+++ RECORDS FOR THE TASK +++
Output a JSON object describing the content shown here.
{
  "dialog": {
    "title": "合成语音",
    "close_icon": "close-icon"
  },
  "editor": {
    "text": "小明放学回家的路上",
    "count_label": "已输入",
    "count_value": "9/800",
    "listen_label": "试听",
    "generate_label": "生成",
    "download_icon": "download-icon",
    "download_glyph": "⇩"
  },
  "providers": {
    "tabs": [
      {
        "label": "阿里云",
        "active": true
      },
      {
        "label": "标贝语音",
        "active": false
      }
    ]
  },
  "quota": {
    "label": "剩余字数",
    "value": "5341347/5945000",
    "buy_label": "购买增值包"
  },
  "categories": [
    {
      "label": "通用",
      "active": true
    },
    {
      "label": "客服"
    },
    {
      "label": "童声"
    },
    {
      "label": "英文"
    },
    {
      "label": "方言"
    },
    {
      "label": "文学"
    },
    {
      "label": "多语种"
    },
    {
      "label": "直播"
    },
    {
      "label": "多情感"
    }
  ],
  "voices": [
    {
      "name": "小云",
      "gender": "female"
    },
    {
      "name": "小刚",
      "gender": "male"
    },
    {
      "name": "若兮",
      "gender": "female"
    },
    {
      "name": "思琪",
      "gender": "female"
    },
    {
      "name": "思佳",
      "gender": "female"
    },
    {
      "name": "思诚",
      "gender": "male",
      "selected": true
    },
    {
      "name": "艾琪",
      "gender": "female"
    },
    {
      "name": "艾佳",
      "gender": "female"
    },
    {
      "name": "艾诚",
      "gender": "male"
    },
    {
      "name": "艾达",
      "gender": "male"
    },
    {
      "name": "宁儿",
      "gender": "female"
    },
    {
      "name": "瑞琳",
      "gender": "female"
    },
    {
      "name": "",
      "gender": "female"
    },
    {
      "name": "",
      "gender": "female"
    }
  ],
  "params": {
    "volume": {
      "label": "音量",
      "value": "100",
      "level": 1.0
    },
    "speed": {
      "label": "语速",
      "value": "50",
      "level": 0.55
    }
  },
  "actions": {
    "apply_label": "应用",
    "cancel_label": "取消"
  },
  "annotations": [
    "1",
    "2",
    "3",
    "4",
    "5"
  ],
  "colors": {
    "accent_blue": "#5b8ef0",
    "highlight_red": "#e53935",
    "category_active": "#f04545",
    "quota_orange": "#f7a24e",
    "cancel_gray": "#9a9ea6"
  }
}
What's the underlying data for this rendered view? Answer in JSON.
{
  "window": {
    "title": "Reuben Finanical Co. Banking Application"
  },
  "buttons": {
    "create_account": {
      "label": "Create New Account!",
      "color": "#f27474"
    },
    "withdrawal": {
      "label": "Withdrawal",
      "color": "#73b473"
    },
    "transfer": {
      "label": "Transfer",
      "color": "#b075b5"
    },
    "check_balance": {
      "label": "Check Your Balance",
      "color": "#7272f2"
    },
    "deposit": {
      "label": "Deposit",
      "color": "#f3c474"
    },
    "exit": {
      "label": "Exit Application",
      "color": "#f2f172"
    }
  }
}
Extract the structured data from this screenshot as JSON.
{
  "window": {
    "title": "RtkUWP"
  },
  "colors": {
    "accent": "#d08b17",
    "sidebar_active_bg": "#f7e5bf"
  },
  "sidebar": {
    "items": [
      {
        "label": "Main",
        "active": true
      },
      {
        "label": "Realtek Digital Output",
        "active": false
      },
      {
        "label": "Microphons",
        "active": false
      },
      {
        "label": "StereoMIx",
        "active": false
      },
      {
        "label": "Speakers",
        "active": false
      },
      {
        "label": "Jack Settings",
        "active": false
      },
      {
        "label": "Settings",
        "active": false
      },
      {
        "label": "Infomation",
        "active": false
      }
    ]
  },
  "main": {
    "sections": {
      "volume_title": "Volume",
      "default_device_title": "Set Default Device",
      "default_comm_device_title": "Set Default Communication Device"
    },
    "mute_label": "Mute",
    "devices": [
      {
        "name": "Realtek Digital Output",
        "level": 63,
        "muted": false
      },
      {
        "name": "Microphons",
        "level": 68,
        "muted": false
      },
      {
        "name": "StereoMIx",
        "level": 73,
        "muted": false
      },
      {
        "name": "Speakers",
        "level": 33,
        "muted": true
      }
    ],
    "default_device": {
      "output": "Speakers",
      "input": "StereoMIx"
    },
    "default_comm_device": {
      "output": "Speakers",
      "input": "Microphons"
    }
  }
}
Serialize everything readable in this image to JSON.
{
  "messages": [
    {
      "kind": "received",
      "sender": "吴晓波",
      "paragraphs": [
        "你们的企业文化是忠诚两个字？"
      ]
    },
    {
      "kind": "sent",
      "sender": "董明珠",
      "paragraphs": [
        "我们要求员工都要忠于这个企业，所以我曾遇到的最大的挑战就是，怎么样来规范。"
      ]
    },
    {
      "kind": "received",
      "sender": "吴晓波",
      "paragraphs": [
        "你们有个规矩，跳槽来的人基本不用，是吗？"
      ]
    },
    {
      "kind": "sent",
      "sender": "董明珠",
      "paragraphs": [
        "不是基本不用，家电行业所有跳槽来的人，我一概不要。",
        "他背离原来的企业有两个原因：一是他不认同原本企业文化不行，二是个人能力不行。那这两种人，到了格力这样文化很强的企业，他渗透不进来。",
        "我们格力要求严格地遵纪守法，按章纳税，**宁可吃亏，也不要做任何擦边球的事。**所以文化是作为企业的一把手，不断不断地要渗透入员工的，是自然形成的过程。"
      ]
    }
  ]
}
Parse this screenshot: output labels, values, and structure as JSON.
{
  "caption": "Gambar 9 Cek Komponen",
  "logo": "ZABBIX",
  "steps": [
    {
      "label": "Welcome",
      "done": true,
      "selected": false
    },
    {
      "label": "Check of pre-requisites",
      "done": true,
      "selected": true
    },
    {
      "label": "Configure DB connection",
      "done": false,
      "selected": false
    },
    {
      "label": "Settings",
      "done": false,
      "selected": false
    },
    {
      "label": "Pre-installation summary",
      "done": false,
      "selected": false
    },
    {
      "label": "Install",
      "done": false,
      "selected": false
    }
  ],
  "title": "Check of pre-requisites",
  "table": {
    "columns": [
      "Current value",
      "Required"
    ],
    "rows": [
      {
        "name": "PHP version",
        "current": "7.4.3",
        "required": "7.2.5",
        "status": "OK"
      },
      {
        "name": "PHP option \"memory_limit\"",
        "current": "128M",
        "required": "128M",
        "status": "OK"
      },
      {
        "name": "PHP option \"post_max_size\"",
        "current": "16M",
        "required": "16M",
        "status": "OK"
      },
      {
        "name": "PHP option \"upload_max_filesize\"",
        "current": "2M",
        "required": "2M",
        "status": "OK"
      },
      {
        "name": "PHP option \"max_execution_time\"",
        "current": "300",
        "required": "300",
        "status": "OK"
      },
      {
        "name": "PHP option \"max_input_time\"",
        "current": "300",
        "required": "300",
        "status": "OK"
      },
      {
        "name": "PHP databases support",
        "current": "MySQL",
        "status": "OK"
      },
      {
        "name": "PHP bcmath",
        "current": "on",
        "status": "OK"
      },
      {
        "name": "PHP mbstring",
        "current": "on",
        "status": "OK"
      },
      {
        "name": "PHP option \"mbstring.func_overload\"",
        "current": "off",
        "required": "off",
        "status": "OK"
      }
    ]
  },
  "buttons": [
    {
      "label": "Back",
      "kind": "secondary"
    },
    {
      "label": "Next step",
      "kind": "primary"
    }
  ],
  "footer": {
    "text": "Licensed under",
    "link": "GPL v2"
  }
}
+++
## BRIEF
Word for word, extract all the records.

## FINAL RESULT
Output a JSON object describing the content shown here.
{
  "dialog": {
    "title": "合成语音",
    "close_icon": "close-icon"
  },
  "editor": {
    "text": "小明放学回家的路上",
    "count_label": "已输入",
    "count_value": "9/800",
    "listen_label": "试听",
    "generate_label": "生成",
    "download_icon": "download-icon",
    "download_glyph": "⇩"
  },
  "providers": {
    "tabs": [
      {
        "label": "阿里云",
        "active": true
      },
      {
        "label": "标贝语音",
        "active": false
      }
    ]
  },
  "quota": {
    "label": "剩余字数",
    "value": "5341347/5945000",
    "buy_label": "购买增值包"
  },
  "categories": [
    {
      "label": "通用",
      "active": true
    },
    {
      "label": "客服"
    },
    {
      "label": "童声"
    },
    {
      "label": "英文"
    },
    {
      "label": "方言"
    },
    {
      "label": "文学"
    },
    {
      "label": "多语种"
    },
    {
      "label": "直播"
    },
    {
      "label": "多情感"
    }
  ],
  "voices": [
    {
      "name": "小云",
      "gender": "female"
    },
    {
      "name": "小刚",
      "gender": "male"
    },
    {
      "name": "若兮",
      "gender": "female"
    },
    {
      "name": "思琪",
      "gender": "female"
    },
    {
      "name": "思佳",
      "gender": "female"
    },
    {
      "name": "思诚",
      "gender": "male",
      "selected": true
    },
    {
      "name": "艾琪",
      "gender": "female"
    },
    {
      "name": "艾佳",
      "gender": "female"
    },
    {
      "name": "艾诚",
      "gender": "male"
    },
    {
      "name": "艾达",
      "gender": "male"
    },
    {
      "name": "宁儿",
      "gender": "female"
    },
    {
      "name": "瑞琳",
      "gender": "female"
    },
    {
      "name": "",
      "gender": "female"
    },
    {
      "name": "",
      "gender": "female"
    }
  ],
  "params": {
    "volume": {
      "label": "音量",
      "value": "100",
      "level": 1.0
    },
    "speed": {
      "label": "语速",
      "value": "50",
      "level": 0.55
    }
  },
  "actions": {
    "apply_label": "应用",
    "cancel_label": "取消"
  },
  "annotations": [
    "1",
    "2",
    "3",
    "4",
    "5"
  ],
  "colors": {
    "accent_blue": "#5b8ef0",
    "highlight_red": "#e53935",
    "category_active": "#f04545",
    "quota_orange": "#f7a24e",
    "cancel_gray": "#9a9ea6"
  }
}
What's the underlying data for this rendered view? Answer in JSON.
{
  "window": {
    "title": "Reuben Finanical Co. Banking Application"
  },
  "buttons": {
    "create_account": {
      "label": "Create New Account!",
      "color": "#f27474"
    },
    "withdrawal": {
      "label": "Withdrawal",
      "color": "#73b473"
    },
    "transfer": {
      "label": "Transfer",
      "color": "#b075b5"
    },
    "check_balance": {
      "label": "Check Your Balance",
      "color": "#7272f2"
    },
    "deposit": {
      "label": "Deposit",
      "color": "#f3c474"
    },
    "exit": {
      "label": "Exit Application",
      "color": "#f2f172"
    }
  }
}
Extract the structured data from this screenshot as JSON.
{
  "window": {
    "title": "RtkUWP"
  },
  "colors": {
    "accent": "#d08b17",
    "sidebar_active_bg": "#f7e5bf"
  },
  "sidebar": {
    "items": [
      {
        "label": "Main",
        "active": true
      },
      {
        "label": "Realtek Digital Output",
        "active": false
      },
      {
        "label": "Microphons",
        "active": false
      },
      {
        "label": "StereoMIx",
        "active": false
      },
      {
        "label": "Speakers",
        "active": false
      },
      {
        "label": "Jack Settings",
        "active": false
      },
      {
        "label": "Settings",
        "active": false
      },
      {
        "label": "Infomation",
        "active": false
      }
    ]
  },
  "main": {
    "sections": {
      "volume_title": "Volume",
      "default_device_title": "Set Default Device",
      "default_comm_device_title": "Set Default Communication Device"
    },
    "mute_label": "Mute",
    "devices": [
      {
        "name": "Realtek Digital Output",
        "level": 63,
        "muted": false
      },
      {
        "name": "Microphons",
        "level": 68,
        "muted": false
      },
      {
        "name": "StereoMIx",
        "level": 73,
        "muted": false
      },
      {
        "name": "Speakers",
        "level": 33,
        "muted": true
      }
    ],
    "default_device": {
      "output": "Speakers",
      "input": "StereoMIx"
    },
    "default_comm_device": {
      "output": "Speakers",
      "input": "Microphons"
    }
  }
}
Serialize everything readable in this image to JSON.
{
  "messages": [
    {
      "kind": "received",
      "sender": "吴晓波",
      "paragraphs": [
        "你们的企业文化是忠诚两个字？"
      ]
    },
    {
      "kind": "sent",
      "sender": "董明珠",
      "paragraphs": [
        "我们要求员工都要忠于这个企业，所以我曾遇到的最大的挑战就是，怎么样来规范。"
      ]
    },
    {
      "kind": "received",
      "sender": "吴晓波",
      "paragraphs": [
        "你们有个规矩，跳槽来的人基本不用，是吗？"
      ]
    },
    {
      "kind": "sent",
      "sender": "董明珠",
      "paragraphs": [
        "不是基本不用，家电行业所有跳槽来的人，我一概不要。",
        "他背离原来的企业有两个原因：一是他不认同原本企业文化不行，二是个人能力不行。那这两种人，到了格力这样文化很强的企业，他渗透不进来。",
        "我们格力要求严格地遵纪守法，按章纳税，**宁可吃亏，也不要做任何擦边球的事。**所以文化是作为企业的一把手，不断不断地要渗透入员工的，是自然形成的过程。"
      ]
    }
  ]
}
Parse this screenshot: output labels, values, and structure as JSON.
{
  "caption": "Gambar 9 Cek Komponen",
  "logo": "ZABBIX",
  "steps": [
    {
      "label": "Welcome",
      "done": true,
      "selected": false
    },
    {
      "label": "Check of pre-requisites",
      "done": true,
      "selected": true
    },
    {
      "label": "Configure DB connection",
      "done": false,
      "selected": false
    },
    {
      "label": "Settings",
      "done": false,
      "selected": false
    },
    {
      "label": "Pre-installation summary",
      "done": false,
      "selected": false
    },
    {
      "label": "Install",
      "done": false,
      "selected": false
    }
  ],
  "title": "Check of pre-requisites",
  "table": {
    "columns": [
      "Current value",
      "Required"
    ],
    "rows": [
      {
        "name": "PHP version",
        "current": "7.4.3",
        "required": "7.2.5",
        "status": "OK"
      },
      {
        "name": "PHP option \"memory_limit\"",
        "current": "128M",
        "required": "128M",
        "status": "OK"
      },
      {
        "name": "PHP option \"post_max_size\"",
        "current": "16M",
        "required": "16M",
        "status": "OK"
      },
      {
        "name": "PHP option \"upload_max_filesize\"",
        "current": "2M",
        "required": "2M",
        "status": "OK"
      },
      {
        "name": "PHP option \"max_execution_time\"",
        "current": "300",
        "required": "300",
        "status": "OK"
      },
      {
        "name": "PHP option \"max_input_time\"",
        "current": "300",
        "required": "300",
        "status": "OK"
      },
      {
        "name": "PHP databases support",
        "current": "MySQL",
        "status": "OK"
      },
      {
        "name": "PHP bcmath",
        "current": "on",
        "status": "OK"
      },
      {
        "name": "PHP mbstring",
        "current": "on",
        "status": "OK"
      },
      {
        "name": "PHP option \"mbstring.func_overload\"",
        "current": "off",
        "required": "off",
        "status": "OK"
      }
    ]
  },
  "buttons": [
    {
      "label": "Back",
      "kind": "secondary"
    },
    {
      "label": "Next step",
      "kind": "primary"
    }
  ],
  "footer": {
    "text": "Licensed under",
    "link": "GPL v2"
  }
}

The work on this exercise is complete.